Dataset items
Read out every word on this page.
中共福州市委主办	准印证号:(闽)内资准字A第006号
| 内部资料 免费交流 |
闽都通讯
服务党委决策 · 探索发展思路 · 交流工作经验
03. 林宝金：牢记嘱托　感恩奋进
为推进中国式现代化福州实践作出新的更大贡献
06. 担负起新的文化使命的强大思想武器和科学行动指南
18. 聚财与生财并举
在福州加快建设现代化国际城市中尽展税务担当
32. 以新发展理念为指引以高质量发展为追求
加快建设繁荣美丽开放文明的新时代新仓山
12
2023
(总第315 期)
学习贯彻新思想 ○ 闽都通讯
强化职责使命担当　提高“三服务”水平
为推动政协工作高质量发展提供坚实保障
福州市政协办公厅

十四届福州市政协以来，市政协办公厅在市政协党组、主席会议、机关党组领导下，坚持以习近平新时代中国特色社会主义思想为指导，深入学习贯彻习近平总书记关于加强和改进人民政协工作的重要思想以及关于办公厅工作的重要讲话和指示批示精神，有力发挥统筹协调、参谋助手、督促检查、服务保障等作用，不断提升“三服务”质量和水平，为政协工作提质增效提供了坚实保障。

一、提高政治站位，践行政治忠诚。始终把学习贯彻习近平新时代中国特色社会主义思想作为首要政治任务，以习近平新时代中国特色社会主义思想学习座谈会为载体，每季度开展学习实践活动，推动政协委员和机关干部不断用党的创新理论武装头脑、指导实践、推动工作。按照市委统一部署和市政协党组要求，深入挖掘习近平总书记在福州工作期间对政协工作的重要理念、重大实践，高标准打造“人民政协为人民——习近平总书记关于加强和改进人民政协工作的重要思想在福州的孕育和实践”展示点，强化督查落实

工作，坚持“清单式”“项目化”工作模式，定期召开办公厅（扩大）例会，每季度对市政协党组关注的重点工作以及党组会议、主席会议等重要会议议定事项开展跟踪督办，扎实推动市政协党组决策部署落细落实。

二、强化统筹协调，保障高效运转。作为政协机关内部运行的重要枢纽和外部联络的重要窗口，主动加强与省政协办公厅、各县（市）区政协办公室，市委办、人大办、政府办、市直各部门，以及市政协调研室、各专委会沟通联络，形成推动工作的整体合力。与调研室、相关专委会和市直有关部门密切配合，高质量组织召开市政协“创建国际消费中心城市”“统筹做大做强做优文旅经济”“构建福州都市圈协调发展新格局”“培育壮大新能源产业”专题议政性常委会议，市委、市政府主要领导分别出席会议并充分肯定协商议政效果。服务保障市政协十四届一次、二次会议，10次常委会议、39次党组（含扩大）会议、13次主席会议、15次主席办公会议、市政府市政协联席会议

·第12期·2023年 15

* WRITTEN REQUEST: Copy out the whole listing exactly.

* WRITTEN SOLUTION:
Read out every word on this page.
中共福州市委主办	准印证号:(闽)内资准字A第006号
| 内部资料 免费交流 |
闽都通讯
服务党委决策 · 探索发展思路 · 交流工作经验
03. 林宝金：牢记嘱托　感恩奋进
为推进中国式现代化福州实践作出新的更大贡献
06. 担负起新的文化使命的强大思想武器和科学行动指南
18. 聚财与生财并举
在福州加快建设现代化国际城市中尽展税务担当
32. 以新发展理念为指引以高质量发展为追求
加快建设繁荣美丽开放文明的新时代新仓山
12
2023
(总第315 期)
学习贯彻新思想 ○ 闽都通讯
强化职责使命担当　提高“三服务”水平
为推动政协工作高质量发展提供坚实保障
福州市政协办公厅

十四届福州市政协以来，市政协办公厅在市政协党组、主席会议、机关党组领导下，坚持以习近平新时代中国特色社会主义思想为指导，深入学习贯彻习近平总书记关于加强和改进人民政协工作的重要思想以及关于办公厅工作的重要讲话和指示批示精神，有力发挥统筹协调、参谋助手、督促检查、服务保障等作用，不断提升“三服务”质量和水平，为政协工作提质增效提供了坚实保障。

一、提高政治站位，践行政治忠诚。始终把学习贯彻习近平新时代中国特色社会主义思想作为首要政治任务，以习近平新时代中国特色社会主义思想学习座谈会为载体，每季度开展学习实践活动，推动政协委员和机关干部不断用党的创新理论武装头脑、指导实践、推动工作。按照市委统一部署和市政协党组要求，深入挖掘习近平总书记在福州工作期间对政协工作的重要理念、重大实践，高标准打造“人民政协为人民——习近平总书记关于加强和改进人民政协工作的重要思想在福州的孕育和实践”展示点，强化督查落实

工作，坚持“清单式”“项目化”工作模式，定期召开办公厅（扩大）例会，每季度对市政协党组关注的重点工作以及党组会议、主席会议等重要会议议定事项开展跟踪督办，扎实推动市政协党组决策部署落细落实。

二、强化统筹协调，保障高效运转。作为政协机关内部运行的重要枢纽和外部联络的重要窗口，主动加强与省政协办公厅、各县（市）区政协办公室，市委办、人大办、政府办、市直各部门，以及市政协调研室、各专委会沟通联络，形成推动工作的整体合力。与调研室、相关专委会和市直有关部门密切配合，高质量组织召开市政协“创建国际消费中心城市”“统筹做大做强做优文旅经济”“构建福州都市圈协调发展新格局”“培育壮大新能源产业”专题议政性常委会议，市委、市政府主要领导分别出席会议并充分肯定协商议政效果。服务保障市政协十四届一次、二次会议，10次常委会议、39次党组（含扩大）会议、13次主席会议、15次主席办公会议、市政府市政协联席会议

·第12期·2023年 15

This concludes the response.